**TASK INSTRUCTIONS:** Your task is to repeat all of the material exactly.
-- start of SUPPLIED INFORMATION --
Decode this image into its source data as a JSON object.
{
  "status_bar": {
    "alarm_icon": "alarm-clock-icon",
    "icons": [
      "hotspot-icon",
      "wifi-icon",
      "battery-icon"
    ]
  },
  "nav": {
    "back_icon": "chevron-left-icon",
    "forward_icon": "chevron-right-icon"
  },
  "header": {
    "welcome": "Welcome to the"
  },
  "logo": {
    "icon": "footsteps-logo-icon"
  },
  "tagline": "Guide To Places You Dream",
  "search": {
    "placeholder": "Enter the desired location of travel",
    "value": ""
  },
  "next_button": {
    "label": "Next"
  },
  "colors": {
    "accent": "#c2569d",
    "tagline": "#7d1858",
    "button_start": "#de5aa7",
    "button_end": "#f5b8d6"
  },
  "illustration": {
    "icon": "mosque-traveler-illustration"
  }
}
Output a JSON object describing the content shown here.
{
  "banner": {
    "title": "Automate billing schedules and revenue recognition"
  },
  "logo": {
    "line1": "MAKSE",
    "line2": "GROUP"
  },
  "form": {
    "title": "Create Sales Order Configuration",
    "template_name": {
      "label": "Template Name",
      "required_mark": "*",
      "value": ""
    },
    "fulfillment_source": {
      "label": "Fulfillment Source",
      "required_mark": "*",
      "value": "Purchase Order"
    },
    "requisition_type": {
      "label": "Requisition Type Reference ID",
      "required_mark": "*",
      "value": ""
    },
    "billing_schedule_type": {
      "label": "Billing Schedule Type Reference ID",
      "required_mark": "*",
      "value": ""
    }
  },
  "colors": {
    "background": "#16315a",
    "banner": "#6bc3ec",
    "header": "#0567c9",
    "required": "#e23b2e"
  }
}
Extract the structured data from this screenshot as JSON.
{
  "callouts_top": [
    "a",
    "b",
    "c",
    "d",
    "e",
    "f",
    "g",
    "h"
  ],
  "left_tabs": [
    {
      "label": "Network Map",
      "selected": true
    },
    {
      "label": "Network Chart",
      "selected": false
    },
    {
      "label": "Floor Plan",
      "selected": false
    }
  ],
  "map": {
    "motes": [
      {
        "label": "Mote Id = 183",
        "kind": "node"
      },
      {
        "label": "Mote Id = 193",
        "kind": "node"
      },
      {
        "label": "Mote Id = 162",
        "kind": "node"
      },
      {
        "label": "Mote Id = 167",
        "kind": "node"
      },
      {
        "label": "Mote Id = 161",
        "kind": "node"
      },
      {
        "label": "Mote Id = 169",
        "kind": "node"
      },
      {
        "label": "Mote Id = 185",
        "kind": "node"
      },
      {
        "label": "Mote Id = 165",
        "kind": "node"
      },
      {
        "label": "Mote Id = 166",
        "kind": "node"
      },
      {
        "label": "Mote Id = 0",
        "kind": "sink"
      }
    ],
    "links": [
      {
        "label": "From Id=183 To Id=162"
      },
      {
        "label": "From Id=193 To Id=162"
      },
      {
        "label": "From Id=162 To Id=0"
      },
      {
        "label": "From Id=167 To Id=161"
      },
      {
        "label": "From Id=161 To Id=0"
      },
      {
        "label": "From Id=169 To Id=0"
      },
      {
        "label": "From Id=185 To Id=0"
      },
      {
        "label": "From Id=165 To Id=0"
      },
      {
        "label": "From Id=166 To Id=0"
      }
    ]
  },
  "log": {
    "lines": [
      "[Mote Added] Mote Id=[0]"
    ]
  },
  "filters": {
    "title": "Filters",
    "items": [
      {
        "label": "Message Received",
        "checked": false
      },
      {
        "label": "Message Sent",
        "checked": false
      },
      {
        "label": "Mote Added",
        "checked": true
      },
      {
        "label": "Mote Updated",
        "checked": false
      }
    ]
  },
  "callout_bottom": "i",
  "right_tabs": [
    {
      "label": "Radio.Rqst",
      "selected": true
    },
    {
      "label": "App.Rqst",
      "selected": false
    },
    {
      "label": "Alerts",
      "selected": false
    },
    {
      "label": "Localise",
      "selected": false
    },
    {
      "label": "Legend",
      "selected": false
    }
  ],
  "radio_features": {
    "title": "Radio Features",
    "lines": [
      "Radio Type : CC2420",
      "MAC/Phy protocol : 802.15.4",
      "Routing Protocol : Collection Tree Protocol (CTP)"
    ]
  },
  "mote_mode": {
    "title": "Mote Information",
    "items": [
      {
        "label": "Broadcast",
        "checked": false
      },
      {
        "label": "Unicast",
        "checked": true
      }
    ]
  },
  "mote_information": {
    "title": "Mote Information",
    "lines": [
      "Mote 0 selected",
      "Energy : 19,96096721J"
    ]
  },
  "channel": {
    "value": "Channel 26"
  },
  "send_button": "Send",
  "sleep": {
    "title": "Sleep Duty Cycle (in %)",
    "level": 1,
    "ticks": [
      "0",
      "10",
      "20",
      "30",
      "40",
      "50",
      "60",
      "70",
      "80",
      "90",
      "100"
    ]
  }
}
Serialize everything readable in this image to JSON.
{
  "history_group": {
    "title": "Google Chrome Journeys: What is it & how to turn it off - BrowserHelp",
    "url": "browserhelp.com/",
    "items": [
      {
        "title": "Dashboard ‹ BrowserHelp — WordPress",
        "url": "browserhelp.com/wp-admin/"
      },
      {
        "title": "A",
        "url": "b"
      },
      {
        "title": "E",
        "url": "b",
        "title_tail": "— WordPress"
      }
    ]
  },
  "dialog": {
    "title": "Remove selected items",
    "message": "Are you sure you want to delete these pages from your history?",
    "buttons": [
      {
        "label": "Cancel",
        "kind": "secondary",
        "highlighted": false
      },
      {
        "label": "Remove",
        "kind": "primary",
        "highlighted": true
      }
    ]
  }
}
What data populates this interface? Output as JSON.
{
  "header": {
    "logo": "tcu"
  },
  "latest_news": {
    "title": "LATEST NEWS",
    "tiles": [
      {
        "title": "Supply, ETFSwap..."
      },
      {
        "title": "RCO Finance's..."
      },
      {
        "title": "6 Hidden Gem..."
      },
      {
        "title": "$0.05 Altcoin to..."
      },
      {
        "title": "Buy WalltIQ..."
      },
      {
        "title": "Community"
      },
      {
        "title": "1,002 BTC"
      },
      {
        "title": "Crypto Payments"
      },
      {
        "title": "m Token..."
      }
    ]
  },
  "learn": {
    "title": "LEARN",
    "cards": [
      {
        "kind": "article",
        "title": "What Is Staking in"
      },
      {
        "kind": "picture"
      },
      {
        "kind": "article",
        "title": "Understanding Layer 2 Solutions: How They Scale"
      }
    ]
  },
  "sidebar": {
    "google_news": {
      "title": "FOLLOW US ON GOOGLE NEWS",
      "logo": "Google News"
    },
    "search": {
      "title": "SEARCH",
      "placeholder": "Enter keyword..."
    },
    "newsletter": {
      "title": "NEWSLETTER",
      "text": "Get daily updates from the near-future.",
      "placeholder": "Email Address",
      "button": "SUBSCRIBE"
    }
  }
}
-- end of SUPPLIED INFORMATION --
**FINAL RESULT:**
Decode this image into its source data as a JSON object.
{
  "status_bar": {
    "alarm_icon": "alarm-clock-icon",
    "icons": [
      "hotspot-icon",
      "wifi-icon",
      "battery-icon"
    ]
  },
  "nav": {
    "back_icon": "chevron-left-icon",
    "forward_icon": "chevron-right-icon"
  },
  "header": {
    "welcome": "Welcome to the"
  },
  "logo": {
    "icon": "footsteps-logo-icon"
  },
  "tagline": "Guide To Places You Dream",
  "search": {
    "placeholder": "Enter the desired location of travel",
    "value": ""
  },
  "next_button": {
    "label": "Next"
  },
  "colors": {
    "accent": "#c2569d",
    "tagline": "#7d1858",
    "button_start": "#de5aa7",
    "button_end": "#f5b8d6"
  },
  "illustration": {
    "icon": "mosque-traveler-illustration"
  }
}
Output a JSON object describing the content shown here.
{
  "banner": {
    "title": "Automate billing schedules and revenue recognition"
  },
  "logo": {
    "line1": "MAKSE",
    "line2": "GROUP"
  },
  "form": {
    "title": "Create Sales Order Configuration",
    "template_name": {
      "label": "Template Name",
      "required_mark": "*",
      "value": ""
    },
    "fulfillment_source": {
      "label": "Fulfillment Source",
      "required_mark": "*",
      "value": "Purchase Order"
    },
    "requisition_type": {
      "label": "Requisition Type Reference ID",
      "required_mark": "*",
      "value": ""
    },
    "billing_schedule_type": {
      "label": "Billing Schedule Type Reference ID",
      "required_mark": "*",
      "value": ""
    }
  },
  "colors": {
    "background": "#16315a",
    "banner": "#6bc3ec",
    "header": "#0567c9",
    "required": "#e23b2e"
  }
}
Extract the structured data from this screenshot as JSON.
{
  "callouts_top": [
    "a",
    "b",
    "c",
    "d",
    "e",
    "f",
    "g",
    "h"
  ],
  "left_tabs": [
    {
      "label": "Network Map",
      "selected": true
    },
    {
      "label": "Network Chart",
      "selected": false
    },
    {
      "label": "Floor Plan",
      "selected": false
    }
  ],
  "map": {
    "motes": [
      {
        "label": "Mote Id = 183",
        "kind": "node"
      },
      {
        "label": "Mote Id = 193",
        "kind": "node"
      },
      {
        "label": "Mote Id = 162",
        "kind": "node"
      },
      {
        "label": "Mote Id = 167",
        "kind": "node"
      },
      {
        "label": "Mote Id = 161",
        "kind": "node"
      },
      {
        "label": "Mote Id = 169",
        "kind": "node"
      },
      {
        "label": "Mote Id = 185",
        "kind": "node"
      },
      {
        "label": "Mote Id = 165",
        "kind": "node"
      },
      {
        "label": "Mote Id = 166",
        "kind": "node"
      },
      {
        "label": "Mote Id = 0",
        "kind": "sink"
      }
    ],
    "links": [
      {
        "label": "From Id=183 To Id=162"
      },
      {
        "label": "From Id=193 To Id=162"
      },
      {
        "label": "From Id=162 To Id=0"
      },
      {
        "label": "From Id=167 To Id=161"
      },
      {
        "label": "From Id=161 To Id=0"
      },
      {
        "label": "From Id=169 To Id=0"
      },
      {
        "label": "From Id=185 To Id=0"
      },
      {
        "label": "From Id=165 To Id=0"
      },
      {
        "label": "From Id=166 To Id=0"
      }
    ]
  },
  "log": {
    "lines": [
      "[Mote Added] Mote Id=[0]"
    ]
  },
  "filters": {
    "title": "Filters",
    "items": [
      {
        "label": "Message Received",
        "checked": false
      },
      {
        "label": "Message Sent",
        "checked": false
      },
      {
        "label": "Mote Added",
        "checked": true
      },
      {
        "label": "Mote Updated",
        "checked": false
      }
    ]
  },
  "callout_bottom": "i",
  "right_tabs": [
    {
      "label": "Radio.Rqst",
      "selected": true
    },
    {
      "label": "App.Rqst",
      "selected": false
    },
    {
      "label": "Alerts",
      "selected": false
    },
    {
      "label": "Localise",
      "selected": false
    },
    {
      "label": "Legend",
      "selected": false
    }
  ],
  "radio_features": {
    "title": "Radio Features",
    "lines": [
      "Radio Type : CC2420",
      "MAC/Phy protocol : 802.15.4",
      "Routing Protocol : Collection Tree Protocol (CTP)"
    ]
  },
  "mote_mode": {
    "title": "Mote Information",
    "items": [
      {
        "label": "Broadcast",
        "checked": false
      },
      {
        "label": "Unicast",
        "checked": true
      }
    ]
  },
  "mote_information": {
    "title": "Mote Information",
    "lines": [
      "Mote 0 selected",
      "Energy : 19,96096721J"
    ]
  },
  "channel": {
    "value": "Channel 26"
  },
  "send_button": "Send",
  "sleep": {
    "title": "Sleep Duty Cycle (in %)",
    "level": 1,
    "ticks": [
      "0",
      "10",
      "20",
      "30",
      "40",
      "50",
      "60",
      "70",
      "80",
      "90",
      "100"
    ]
  }
}
Serialize everything readable in this image to JSON.
{
  "history_group": {
    "title": "Google Chrome Journeys: What is it & how to turn it off - BrowserHelp",
    "url": "browserhelp.com/",
    "items": [
      {
        "title": "Dashboard ‹ BrowserHelp — WordPress",
        "url": "browserhelp.com/wp-admin/"
      },
      {
        "title": "A",
        "url": "b"
      },
      {
        "title": "E",
        "url": "b",
        "title_tail": "— WordPress"
      }
    ]
  },
  "dialog": {
    "title": "Remove selected items",
    "message": "Are you sure you want to delete these pages from your history?",
    "buttons": [
      {
        "label": "Cancel",
        "kind": "secondary",
        "highlighted": false
      },
      {
        "label": "Remove",
        "kind": "primary",
        "highlighted": true
      }
    ]
  }
}
What data populates this interface? Output as JSON.
{
  "header": {
    "logo": "tcu"
  },
  "latest_news": {
    "title": "LATEST NEWS",
    "tiles": [
      {
        "title": "Supply, ETFSwap..."
      },
      {
        "title": "RCO Finance's..."
      },
      {
        "title": "6 Hidden Gem..."
      },
      {
        "title": "$0.05 Altcoin to..."
      },
      {
        "title": "Buy WalltIQ..."
      },
      {
        "title": "Community"
      },
      {
        "title": "1,002 BTC"
      },
      {
        "title": "Crypto Payments"
      },
      {
        "title": "m Token..."
      }
    ]
  },
  "learn": {
    "title": "LEARN",
    "cards": [
      {
        "kind": "article",
        "title": "What Is Staking in"
      },
      {
        "kind": "picture"
      },
      {
        "kind": "article",
        "title": "Understanding Layer 2 Solutions: How They Scale"
      }
    ]
  },
  "sidebar": {
    "google_news": {
      "title": "FOLLOW US ON GOOGLE NEWS",
      "logo": "Google News"
    },
    "search": {
      "title": "SEARCH",
      "placeholder": "Enter keyword..."
    },
    "newsletter": {
      "title": "NEWSLETTER",
      "text": "Get daily updates from the near-future.",
      "placeholder": "Email Address",
      "button": "SUBSCRIBE"
    }
  }
}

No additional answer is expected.